◆ **Required work**:
Copy each line below exactly and leave the pictures out.

◆ **A run of records**:
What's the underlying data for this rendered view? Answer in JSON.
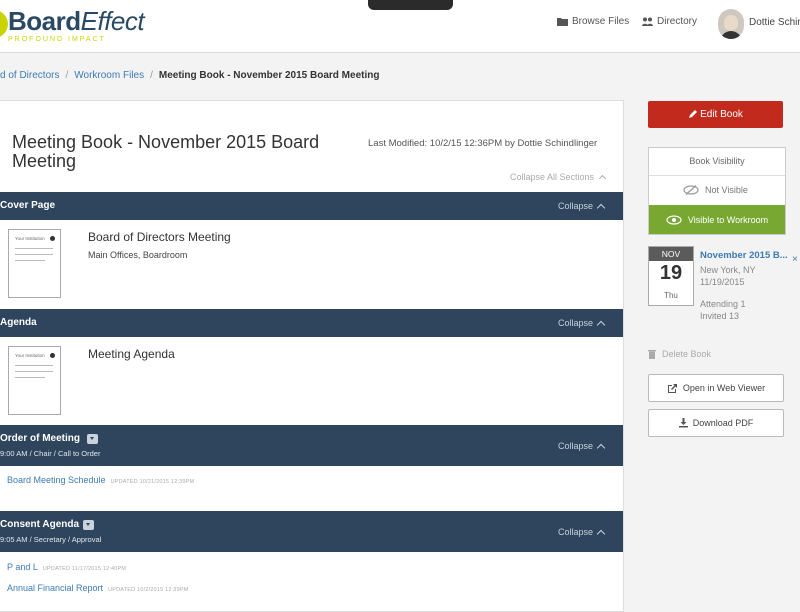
{
  "brand": {
    "name_bold": "Board",
    "name_italic": "Effect",
    "tagline": "PROFOUND IMPACT",
    "accent": "#c8d400"
  },
  "nav": {
    "browse_files": "Browse Files",
    "directory": "Directory",
    "user_name": "Dottie Schin"
  },
  "breadcrumb": {
    "items": [
      "d of Directors",
      "Workroom Files"
    ],
    "current": "Meeting Book - November 2015 Board Meeting",
    "separator": "/"
  },
  "book": {
    "title": "Meeting Book - November 2015 Board Meeting",
    "last_modified": "Last Modified: 10/2/15 12:36PM by Dottie Schindlinger",
    "collapse_all": "Collapse All Sections"
  },
  "sections": [
    {
      "title": "Cover Page",
      "collapse": "Collapse",
      "item_title": "Board of Directors Meeting",
      "item_sub": "Main Offices, Boardroom",
      "thumb_label": "Your Institution"
    },
    {
      "title": "Agenda",
      "collapse": "Collapse",
      "item_title": "Meeting Agenda",
      "thumb_label": "Your Institution"
    },
    {
      "title": "Order of Meeting",
      "sub": "9:00 AM / Chair / Call to Order",
      "collapse": "Collapse",
      "docs": [
        {
          "name": "Board Meeting Schedule",
          "updated": "UPDATED 10/21/2015 12:39PM"
        }
      ]
    },
    {
      "title": "Consent Agenda",
      "sub": "9:05 AM / Secretary / Approval",
      "collapse": "Collapse",
      "docs": [
        {
          "name": "P and L",
          "updated": "UPDATED 11/17/2015 12:40PM"
        },
        {
          "name": "Annual Financial Report",
          "updated": "UPDATED 10/2/2015 12:39PM"
        }
      ]
    }
  ],
  "sidebar": {
    "edit_book": "Edit Book",
    "visibility_label": "Book Visibility",
    "not_visible": "Not Visible",
    "visible_workroom": "Visible to Workroom",
    "event": {
      "month": "NOV",
      "day": "19",
      "dow": "Thu",
      "title": "November 2015 B...",
      "location": "New York, NY",
      "date": "11/19/2015",
      "attending": "Attending 1",
      "invited": "Invited 13",
      "close": "×"
    },
    "delete_book": "Delete Book",
    "open_web_viewer": "Open in Web Viewer",
    "download_pdf": "Download PDF"
  },
  "colors": {
    "section_bar": "#2e455d",
    "edit_button": "#c12a1c",
    "visible_green": "#78a832",
    "link": "#3c7bb5"
  }
}
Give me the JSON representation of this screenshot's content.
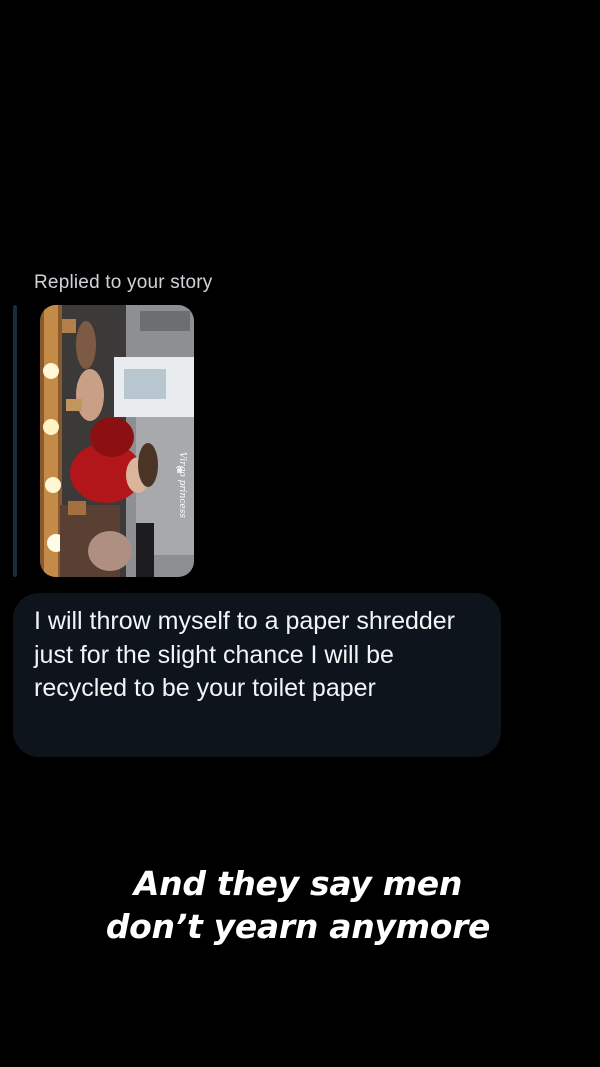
{
  "reply": {
    "label": "Replied to your story",
    "story_caption": "Virgo princess"
  },
  "message": {
    "text": "I will throw myself to a paper shredder just for the slight chance I will be recycled to be your toilet paper"
  },
  "overlay_caption": {
    "line1": "And they say men",
    "line2": "don’t yearn anymore"
  },
  "colors": {
    "background": "#000000",
    "bubble": "#0d141c",
    "reply_bar": "#1c2a3a",
    "caption_text": "#ffffff"
  }
}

◆ **Task solution**:
What's the underlying data for this rendered view? Answer in JSON.
{
  "brand": {
    "name_bold": "Board",
    "name_italic": "Effect",
    "tagline": "PROFOUND IMPACT",
    "accent": "#c8d400"
  },
  "nav": {
    "browse_files": "Browse Files",
    "directory": "Directory",
    "user_name": "Dottie Schin"
  },
  "breadcrumb": {
    "items": [
      "d of Directors",
      "Workroom Files"
    ],
    "current": "Meeting Book - November 2015 Board Meeting",
    "separator": "/"
  },
  "book": {
    "title": "Meeting Book - November 2015 Board Meeting",
    "last_modified": "Last Modified: 10/2/15 12:36PM by Dottie Schindlinger",
    "collapse_all": "Collapse All Sections"
  },
  "sections": [
    {
      "title": "Cover Page",
      "collapse": "Collapse",
      "item_title": "Board of Directors Meeting",
      "item_sub": "Main Offices, Boardroom",
      "thumb_label": "Your Institution"
    },
    {
      "title": "Agenda",
      "collapse": "Collapse",
      "item_title": "Meeting Agenda",
      "thumb_label": "Your Institution"
    },
    {
      "title": "Order of Meeting",
      "sub": "9:00 AM / Chair / Call to Order",
      "collapse": "Collapse",
      "docs": [
        {
          "name": "Board Meeting Schedule",
          "updated": "UPDATED 10/21/2015 12:39PM"
        }
      ]
    },
    {
      "title": "Consent Agenda",
      "sub": "9:05 AM / Secretary / Approval",
      "collapse": "Collapse",
      "docs": [
        {
          "name": "P and L",
          "updated": "UPDATED 11/17/2015 12:40PM"
        },
        {
          "name": "Annual Financial Report",
          "updated": "UPDATED 10/2/2015 12:39PM"
        }
      ]
    }
  ],
  "sidebar": {
    "edit_book": "Edit Book",
    "visibility_label": "Book Visibility",
    "not_visible": "Not Visible",
    "visible_workroom": "Visible to Workroom",
    "event": {
      "month": "NOV",
      "day": "19",
      "dow": "Thu",
      "title": "November 2015 B...",
      "location": "New York, NY",
      "date": "11/19/2015",
      "attending": "Attending 1",
      "invited": "Invited 13",
      "close": "×"
    },
    "delete_book": "Delete Book",
    "open_web_viewer": "Open in Web Viewer",
    "download_pdf": "Download PDF"
  },
  "colors": {
    "section_bar": "#2e455d",
    "edit_button": "#c12a1c",
    "visible_green": "#78a832",
    "link": "#3c7bb5"
  }
}
Give me the JSON representation of this screenshot's content.
{
  "reply": {
    "label": "Replied to your story",
    "story_caption": "Virgo princess"
  },
  "message": {
    "text": "I will throw myself to a paper shredder just for the slight chance I will be recycled to be your toilet paper"
  },
  "overlay_caption": {
    "line1": "And they say men",
    "line2": "don’t yearn anymore"
  },
  "colors": {
    "background": "#000000",
    "bubble": "#0d141c",
    "reply_bar": "#1c2a3a",
    "caption_text": "#ffffff"
  }
}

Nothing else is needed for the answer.